## Data listing
+++

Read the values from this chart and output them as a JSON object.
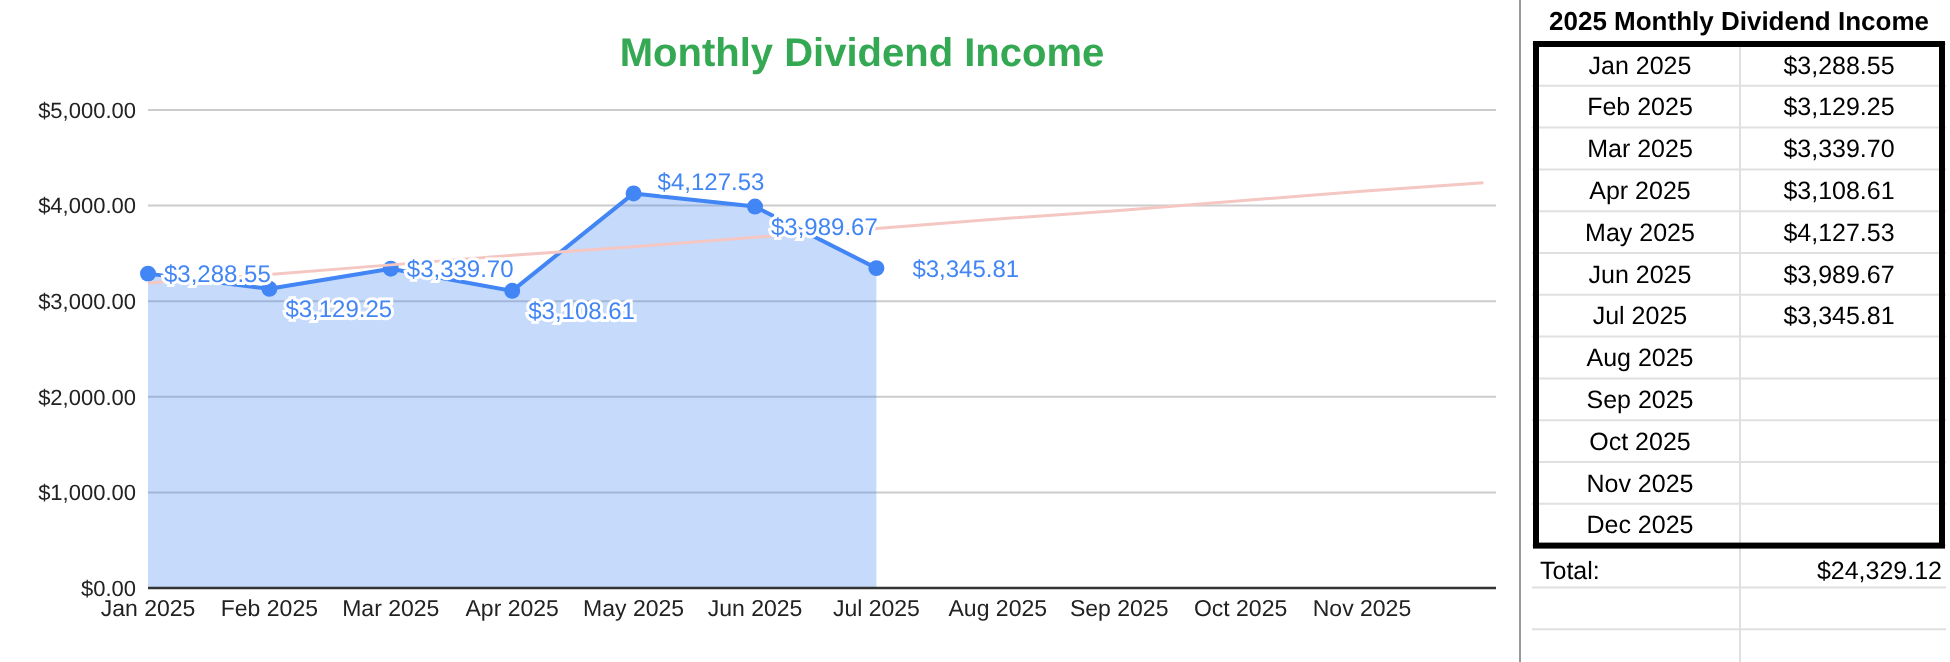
{
  "chart_data": [
    {
      "type": "area",
      "title": "Monthly Dividend Income",
      "categories": [
        "Jan 2025",
        "Feb 2025",
        "Mar 2025",
        "Apr 2025",
        "May 2025",
        "Jun 2025",
        "Jul 2025",
        "Aug 2025",
        "Sep 2025",
        "Oct 2025",
        "Nov 2025",
        null
      ],
      "series": [
        {
          "type": "area",
          "color": "#4285f4",
          "marker": "circle",
          "values": [
            3288.55,
            3129.25,
            3339.7,
            3108.61,
            4127.53,
            3989.67,
            3345.81,
            null,
            null,
            null,
            null,
            null
          ],
          "value_labels": [
            "$3,288.55",
            "$3,129.25",
            "$3,339.70",
            "$3,108.61",
            "$4,127.53",
            "$3,989.67",
            "$3,345.81",
            null,
            null,
            null,
            null,
            null
          ]
        },
        {
          "type": "line",
          "color": "#f4c7c3",
          "values": [
            3190,
            3280,
            3380,
            3480,
            3570,
            3670,
            3760,
            3860,
            3950,
            4050,
            4150,
            4240
          ]
        }
      ],
      "ylim": [
        0,
        5000
      ],
      "yticks": [
        {
          "value": 0,
          "label": "$0.00"
        },
        {
          "value": 1000,
          "label": "$1,000.00"
        },
        {
          "value": 2000,
          "label": "$2,000.00"
        },
        {
          "value": 3000,
          "label": "$3,000.00"
        },
        {
          "value": 4000,
          "label": "$4,000.00"
        },
        {
          "value": 5000,
          "label": "$5,000.00"
        }
      ],
      "grid": "y"
    },
    {
      "type": "other",
      "title": "2025 Monthly Dividend Income",
      "categories": [
        "Jan 2025",
        "Feb 2025",
        "Mar 2025",
        "Apr 2025",
        "May 2025",
        "Jun 2025",
        "Jul 2025",
        "Aug 2025",
        "Sep 2025",
        "Oct 2025",
        "Nov 2025",
        "Dec 2025"
      ],
      "value_labels": [
        "$3,288.55",
        "$3,129.25",
        "$3,339.70",
        "$3,108.61",
        "$4,127.53",
        "$3,989.67",
        "$3,345.81",
        null,
        null,
        null,
        null,
        null
      ],
      "annotations": [
        "Total:",
        "$24,329.12"
      ]
    }
  ]
}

+++

## DIRECTIONS
Set the data above down again exactly as given, with no pictures.

## SOLUTION TO THIS EXERCISE
Read the values from this chart and output them as a JSON object.
{
  "chart_data": [
    {
      "type": "area",
      "title": "Monthly Dividend Income",
      "categories": [
        "Jan 2025",
        "Feb 2025",
        "Mar 2025",
        "Apr 2025",
        "May 2025",
        "Jun 2025",
        "Jul 2025",
        "Aug 2025",
        "Sep 2025",
        "Oct 2025",
        "Nov 2025",
        null
      ],
      "series": [
        {
          "type": "area",
          "color": "#4285f4",
          "marker": "circle",
          "values": [
            3288.55,
            3129.25,
            3339.7,
            3108.61,
            4127.53,
            3989.67,
            3345.81,
            null,
            null,
            null,
            null,
            null
          ],
          "value_labels": [
            "$3,288.55",
            "$3,129.25",
            "$3,339.70",
            "$3,108.61",
            "$4,127.53",
            "$3,989.67",
            "$3,345.81",
            null,
            null,
            null,
            null,
            null
          ]
        },
        {
          "type": "line",
          "color": "#f4c7c3",
          "values": [
            3190,
            3280,
            3380,
            3480,
            3570,
            3670,
            3760,
            3860,
            3950,
            4050,
            4150,
            4240
          ]
        }
      ],
      "ylim": [
        0,
        5000
      ],
      "yticks": [
        {
          "value": 0,
          "label": "$0.00"
        },
        {
          "value": 1000,
          "label": "$1,000.00"
        },
        {
          "value": 2000,
          "label": "$2,000.00"
        },
        {
          "value": 3000,
          "label": "$3,000.00"
        },
        {
          "value": 4000,
          "label": "$4,000.00"
        },
        {
          "value": 5000,
          "label": "$5,000.00"
        }
      ],
      "grid": "y"
    },
    {
      "type": "other",
      "title": "2025 Monthly Dividend Income",
      "categories": [
        "Jan 2025",
        "Feb 2025",
        "Mar 2025",
        "Apr 2025",
        "May 2025",
        "Jun 2025",
        "Jul 2025",
        "Aug 2025",
        "Sep 2025",
        "Oct 2025",
        "Nov 2025",
        "Dec 2025"
      ],
      "value_labels": [
        "$3,288.55",
        "$3,129.25",
        "$3,339.70",
        "$3,108.61",
        "$4,127.53",
        "$3,989.67",
        "$3,345.81",
        null,
        null,
        null,
        null,
        null
      ],
      "annotations": [
        "Total:",
        "$24,329.12"
      ]
    }
  ]
}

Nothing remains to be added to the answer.